------ Records shown
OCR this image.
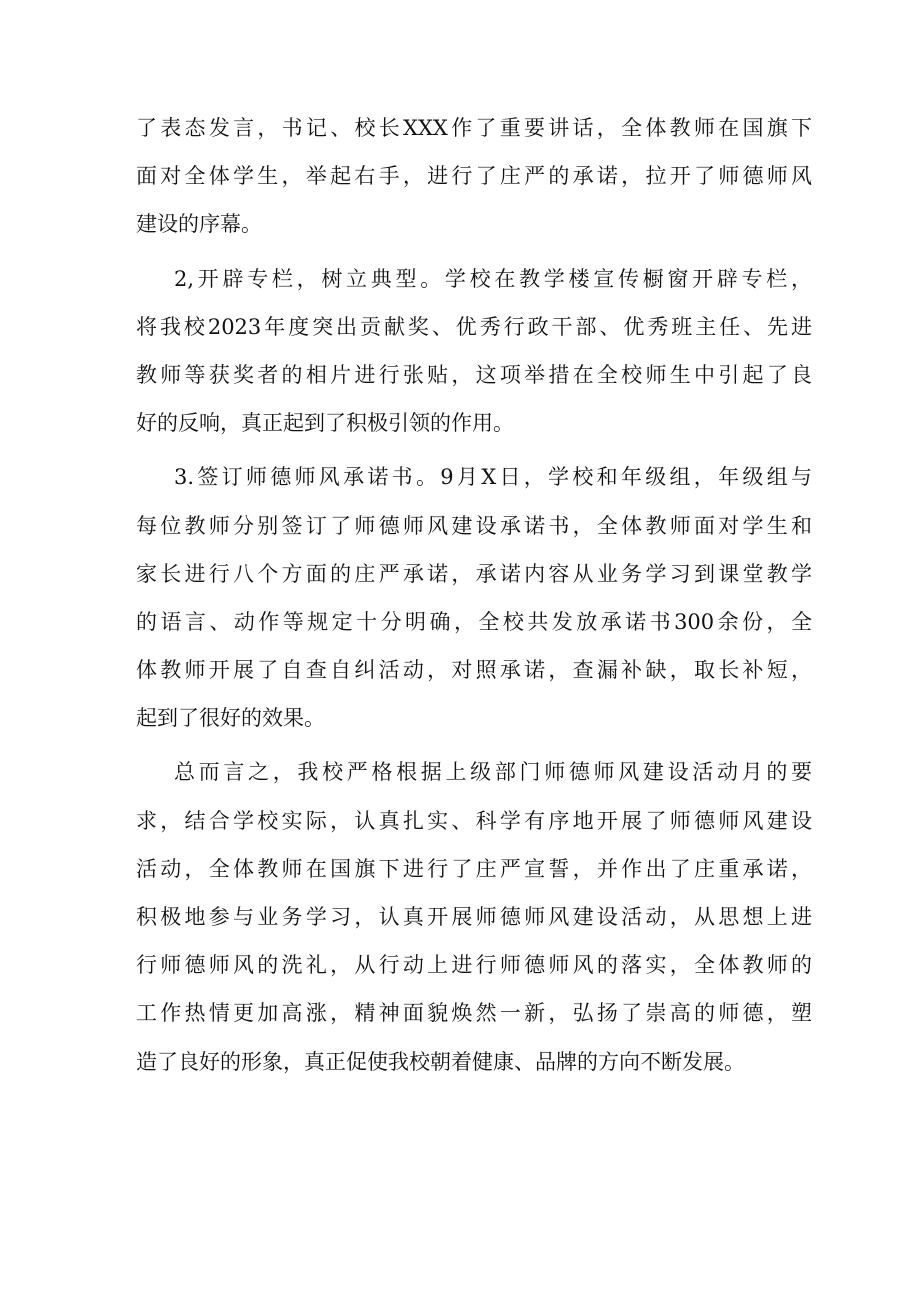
了表态发言，书记、校长XXX作了重要讲话，全体教师在国旗下
面对全体学生，举起右手，进行了庄严的承诺，拉开了师德师风
建设的序幕。
2,开辟专栏，树立典型。学校在教学楼宣传橱窗开辟专栏，
将我校2023年度突出贡献奖、优秀行政干部、优秀班主任、先进
教师等获奖者的相片进行张贴，这项举措在全校师生中引起了良
好的反响，真正起到了积极引领的作用。
3.签订师德师风承诺书。9月X日，学校和年级组，年级组与
每位教师分别签订了师德师风建设承诺书，全体教师面对学生和
家长进行八个方面的庄严承诺，承诺内容从业务学习到课堂教学
的语言、动作等规定十分明确，全校共发放承诺书300余份，全
体教师开展了自查自纠活动，对照承诺，查漏补缺，取长补短，
起到了很好的效果。
总而言之，我校严格根据上级部门师德师风建设活动月的要
求，结合学校实际，认真扎实、科学有序地开展了师德师风建设
活动，全体教师在国旗下进行了庄严宣誓，并作出了庄重承诺，
积极地参与业务学习，认真开展师德师风建设活动，从思想上进
行师德师风的洗礼，从行动上进行师德师风的落实，全体教师的
工作热情更加高涨，精神面貌焕然一新，弘扬了崇高的师德，塑
造了良好的形象，真正促使我校朝着健康、品牌的方向不断发展。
------------
• Task: Except for the pictures, give all the material above again verbatim.

• Result of the exercise:
OCR this image.
了表态发言，书记、校长XXX作了重要讲话，全体教师在国旗下
面对全体学生，举起右手，进行了庄严的承诺，拉开了师德师风
建设的序幕。
2,开辟专栏，树立典型。学校在教学楼宣传橱窗开辟专栏，
将我校2023年度突出贡献奖、优秀行政干部、优秀班主任、先进
教师等获奖者的相片进行张贴，这项举措在全校师生中引起了良
好的反响，真正起到了积极引领的作用。
3.签订师德师风承诺书。9月X日，学校和年级组，年级组与
每位教师分别签订了师德师风建设承诺书，全体教师面对学生和
家长进行八个方面的庄严承诺，承诺内容从业务学习到课堂教学
的语言、动作等规定十分明确，全校共发放承诺书300余份，全
体教师开展了自查自纠活动，对照承诺，查漏补缺，取长补短，
起到了很好的效果。
总而言之，我校严格根据上级部门师德师风建设活动月的要
求，结合学校实际，认真扎实、科学有序地开展了师德师风建设
活动，全体教师在国旗下进行了庄严宣誓，并作出了庄重承诺，
积极地参与业务学习，认真开展师德师风建设活动，从思想上进
行师德师风的洗礼，从行动上进行师德师风的落实，全体教师的
工作热情更加高涨，精神面貌焕然一新，弘扬了崇高的师德，塑
造了良好的形象，真正促使我校朝着健康、品牌的方向不断发展。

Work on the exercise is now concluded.